TASK GOAL. Count how many lines below contain the word "title", then give that number alone.
+++ AVAILABLE RECORDS +++
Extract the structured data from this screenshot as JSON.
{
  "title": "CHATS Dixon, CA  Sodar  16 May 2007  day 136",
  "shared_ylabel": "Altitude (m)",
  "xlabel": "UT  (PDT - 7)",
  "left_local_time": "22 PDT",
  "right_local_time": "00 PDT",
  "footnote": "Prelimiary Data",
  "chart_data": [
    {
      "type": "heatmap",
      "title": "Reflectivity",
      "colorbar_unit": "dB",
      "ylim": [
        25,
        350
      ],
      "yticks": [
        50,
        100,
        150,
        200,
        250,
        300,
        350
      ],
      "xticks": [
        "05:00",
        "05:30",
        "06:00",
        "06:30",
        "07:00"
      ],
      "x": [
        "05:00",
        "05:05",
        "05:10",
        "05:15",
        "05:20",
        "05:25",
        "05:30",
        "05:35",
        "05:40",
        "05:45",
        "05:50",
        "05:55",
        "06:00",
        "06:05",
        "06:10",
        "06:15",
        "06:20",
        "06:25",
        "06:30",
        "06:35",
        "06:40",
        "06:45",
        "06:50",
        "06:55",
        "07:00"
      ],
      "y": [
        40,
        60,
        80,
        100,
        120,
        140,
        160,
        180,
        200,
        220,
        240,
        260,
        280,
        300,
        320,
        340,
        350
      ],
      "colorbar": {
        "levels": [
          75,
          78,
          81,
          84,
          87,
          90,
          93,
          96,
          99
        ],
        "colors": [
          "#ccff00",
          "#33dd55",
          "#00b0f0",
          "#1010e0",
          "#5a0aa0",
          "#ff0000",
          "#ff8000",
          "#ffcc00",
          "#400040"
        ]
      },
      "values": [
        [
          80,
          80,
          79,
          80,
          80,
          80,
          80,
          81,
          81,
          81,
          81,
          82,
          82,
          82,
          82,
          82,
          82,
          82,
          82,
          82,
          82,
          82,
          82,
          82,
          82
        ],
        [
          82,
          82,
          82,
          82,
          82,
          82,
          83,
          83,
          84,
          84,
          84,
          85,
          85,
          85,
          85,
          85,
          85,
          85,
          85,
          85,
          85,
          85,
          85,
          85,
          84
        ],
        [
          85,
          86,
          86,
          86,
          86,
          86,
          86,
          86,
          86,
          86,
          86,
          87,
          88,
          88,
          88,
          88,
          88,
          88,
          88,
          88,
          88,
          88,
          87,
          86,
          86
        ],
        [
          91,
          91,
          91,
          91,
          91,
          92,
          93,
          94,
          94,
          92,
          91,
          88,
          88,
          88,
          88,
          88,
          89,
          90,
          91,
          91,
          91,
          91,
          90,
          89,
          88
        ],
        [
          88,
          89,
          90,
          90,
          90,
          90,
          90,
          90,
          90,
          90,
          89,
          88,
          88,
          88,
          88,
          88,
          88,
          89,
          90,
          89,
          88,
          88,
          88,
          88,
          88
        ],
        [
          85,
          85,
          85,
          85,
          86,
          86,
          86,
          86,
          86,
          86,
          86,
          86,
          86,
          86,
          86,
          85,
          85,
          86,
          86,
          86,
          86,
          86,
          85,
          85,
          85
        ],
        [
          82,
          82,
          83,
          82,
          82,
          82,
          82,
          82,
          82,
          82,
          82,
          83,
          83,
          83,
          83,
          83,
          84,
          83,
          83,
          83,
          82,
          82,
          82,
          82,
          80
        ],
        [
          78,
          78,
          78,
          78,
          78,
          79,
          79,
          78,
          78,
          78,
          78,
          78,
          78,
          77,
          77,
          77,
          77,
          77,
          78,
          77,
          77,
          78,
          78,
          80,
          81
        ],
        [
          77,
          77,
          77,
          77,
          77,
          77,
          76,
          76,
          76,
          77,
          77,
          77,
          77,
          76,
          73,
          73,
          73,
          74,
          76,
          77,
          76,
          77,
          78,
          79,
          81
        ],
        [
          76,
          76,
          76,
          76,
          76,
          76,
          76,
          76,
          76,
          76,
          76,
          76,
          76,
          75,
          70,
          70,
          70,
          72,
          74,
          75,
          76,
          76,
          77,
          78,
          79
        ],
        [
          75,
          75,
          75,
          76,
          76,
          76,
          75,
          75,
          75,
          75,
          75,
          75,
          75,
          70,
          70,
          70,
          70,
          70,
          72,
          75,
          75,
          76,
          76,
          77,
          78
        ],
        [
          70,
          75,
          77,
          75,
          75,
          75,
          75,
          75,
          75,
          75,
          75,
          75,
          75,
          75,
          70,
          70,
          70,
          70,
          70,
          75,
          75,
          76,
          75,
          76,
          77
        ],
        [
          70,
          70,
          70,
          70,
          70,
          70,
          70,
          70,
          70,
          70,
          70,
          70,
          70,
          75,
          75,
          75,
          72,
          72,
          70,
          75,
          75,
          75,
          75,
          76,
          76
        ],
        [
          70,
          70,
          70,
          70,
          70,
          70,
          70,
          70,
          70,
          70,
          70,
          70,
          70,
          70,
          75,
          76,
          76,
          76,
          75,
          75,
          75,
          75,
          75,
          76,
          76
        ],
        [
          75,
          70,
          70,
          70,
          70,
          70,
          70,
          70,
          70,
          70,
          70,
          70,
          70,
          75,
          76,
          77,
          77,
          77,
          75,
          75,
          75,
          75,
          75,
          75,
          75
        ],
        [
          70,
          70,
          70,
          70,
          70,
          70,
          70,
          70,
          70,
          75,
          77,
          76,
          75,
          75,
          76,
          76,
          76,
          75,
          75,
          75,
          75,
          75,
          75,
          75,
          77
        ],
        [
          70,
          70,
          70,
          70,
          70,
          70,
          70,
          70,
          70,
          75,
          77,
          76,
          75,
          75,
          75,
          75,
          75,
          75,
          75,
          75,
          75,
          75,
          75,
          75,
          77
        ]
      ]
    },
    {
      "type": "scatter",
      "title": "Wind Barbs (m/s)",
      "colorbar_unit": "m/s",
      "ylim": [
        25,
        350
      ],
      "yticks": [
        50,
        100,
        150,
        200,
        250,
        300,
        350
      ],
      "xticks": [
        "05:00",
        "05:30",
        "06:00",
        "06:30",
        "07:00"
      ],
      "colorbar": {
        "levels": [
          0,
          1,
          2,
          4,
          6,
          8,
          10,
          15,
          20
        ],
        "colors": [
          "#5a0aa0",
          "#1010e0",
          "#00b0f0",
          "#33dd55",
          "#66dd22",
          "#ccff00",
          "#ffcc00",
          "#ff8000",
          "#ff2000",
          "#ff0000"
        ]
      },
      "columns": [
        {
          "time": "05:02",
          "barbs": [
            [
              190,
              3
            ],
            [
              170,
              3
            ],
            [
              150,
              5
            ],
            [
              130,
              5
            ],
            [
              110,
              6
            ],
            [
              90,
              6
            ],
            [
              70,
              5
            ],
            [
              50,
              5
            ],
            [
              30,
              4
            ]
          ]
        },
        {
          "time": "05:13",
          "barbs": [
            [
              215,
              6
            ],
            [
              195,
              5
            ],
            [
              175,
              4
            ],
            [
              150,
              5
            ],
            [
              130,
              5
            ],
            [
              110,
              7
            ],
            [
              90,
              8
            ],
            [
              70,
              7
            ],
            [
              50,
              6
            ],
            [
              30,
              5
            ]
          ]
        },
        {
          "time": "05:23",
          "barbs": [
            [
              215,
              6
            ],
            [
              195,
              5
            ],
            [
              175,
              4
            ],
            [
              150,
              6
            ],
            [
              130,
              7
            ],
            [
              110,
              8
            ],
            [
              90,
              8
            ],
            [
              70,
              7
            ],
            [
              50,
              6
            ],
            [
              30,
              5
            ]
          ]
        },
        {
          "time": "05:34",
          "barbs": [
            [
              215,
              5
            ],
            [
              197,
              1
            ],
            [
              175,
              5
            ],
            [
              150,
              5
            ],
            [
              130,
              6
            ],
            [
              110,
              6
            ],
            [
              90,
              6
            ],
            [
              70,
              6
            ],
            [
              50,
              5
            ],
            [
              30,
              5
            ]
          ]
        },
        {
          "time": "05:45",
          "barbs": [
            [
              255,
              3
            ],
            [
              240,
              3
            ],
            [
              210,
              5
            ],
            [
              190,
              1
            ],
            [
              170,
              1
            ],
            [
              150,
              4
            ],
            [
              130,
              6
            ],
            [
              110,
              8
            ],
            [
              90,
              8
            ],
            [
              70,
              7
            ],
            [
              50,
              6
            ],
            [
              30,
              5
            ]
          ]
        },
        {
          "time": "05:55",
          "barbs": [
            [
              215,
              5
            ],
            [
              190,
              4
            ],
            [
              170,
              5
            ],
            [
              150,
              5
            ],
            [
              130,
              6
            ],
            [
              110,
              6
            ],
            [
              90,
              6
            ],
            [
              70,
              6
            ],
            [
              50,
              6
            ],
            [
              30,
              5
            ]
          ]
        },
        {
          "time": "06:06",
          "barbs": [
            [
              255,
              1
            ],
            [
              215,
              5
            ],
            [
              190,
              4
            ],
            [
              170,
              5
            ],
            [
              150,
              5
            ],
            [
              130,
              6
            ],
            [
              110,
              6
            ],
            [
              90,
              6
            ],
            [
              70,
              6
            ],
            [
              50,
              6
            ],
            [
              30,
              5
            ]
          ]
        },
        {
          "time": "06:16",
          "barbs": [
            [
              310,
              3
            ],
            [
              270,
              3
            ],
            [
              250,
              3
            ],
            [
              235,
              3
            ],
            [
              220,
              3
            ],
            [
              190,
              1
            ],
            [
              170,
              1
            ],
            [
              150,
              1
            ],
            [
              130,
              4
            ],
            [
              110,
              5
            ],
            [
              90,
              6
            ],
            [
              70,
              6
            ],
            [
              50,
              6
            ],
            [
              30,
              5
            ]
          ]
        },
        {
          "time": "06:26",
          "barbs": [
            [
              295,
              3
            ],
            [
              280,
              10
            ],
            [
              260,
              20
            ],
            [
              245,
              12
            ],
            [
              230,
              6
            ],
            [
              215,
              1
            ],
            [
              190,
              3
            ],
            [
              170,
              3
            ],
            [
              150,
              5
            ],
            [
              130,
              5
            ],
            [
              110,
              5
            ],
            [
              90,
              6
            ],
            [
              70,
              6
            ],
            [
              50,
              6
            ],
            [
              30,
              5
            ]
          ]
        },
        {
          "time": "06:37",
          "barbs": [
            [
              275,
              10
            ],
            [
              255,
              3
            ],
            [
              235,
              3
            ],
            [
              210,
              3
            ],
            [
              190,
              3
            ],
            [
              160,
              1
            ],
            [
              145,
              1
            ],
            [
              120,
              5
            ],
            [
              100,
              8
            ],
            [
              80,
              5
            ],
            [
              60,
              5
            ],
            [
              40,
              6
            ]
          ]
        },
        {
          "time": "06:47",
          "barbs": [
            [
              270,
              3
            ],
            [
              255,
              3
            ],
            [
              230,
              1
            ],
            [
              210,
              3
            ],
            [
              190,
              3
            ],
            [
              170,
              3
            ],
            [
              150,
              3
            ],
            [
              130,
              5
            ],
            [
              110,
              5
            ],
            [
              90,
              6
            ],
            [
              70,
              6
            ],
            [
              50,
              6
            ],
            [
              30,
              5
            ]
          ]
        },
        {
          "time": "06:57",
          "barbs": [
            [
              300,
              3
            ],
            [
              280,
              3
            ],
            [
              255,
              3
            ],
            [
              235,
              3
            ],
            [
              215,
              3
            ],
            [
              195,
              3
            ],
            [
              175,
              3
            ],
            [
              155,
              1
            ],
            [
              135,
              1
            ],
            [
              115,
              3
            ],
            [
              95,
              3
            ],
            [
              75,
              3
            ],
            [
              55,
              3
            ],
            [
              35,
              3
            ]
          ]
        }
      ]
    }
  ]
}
+++
TASK OUTPUT. 3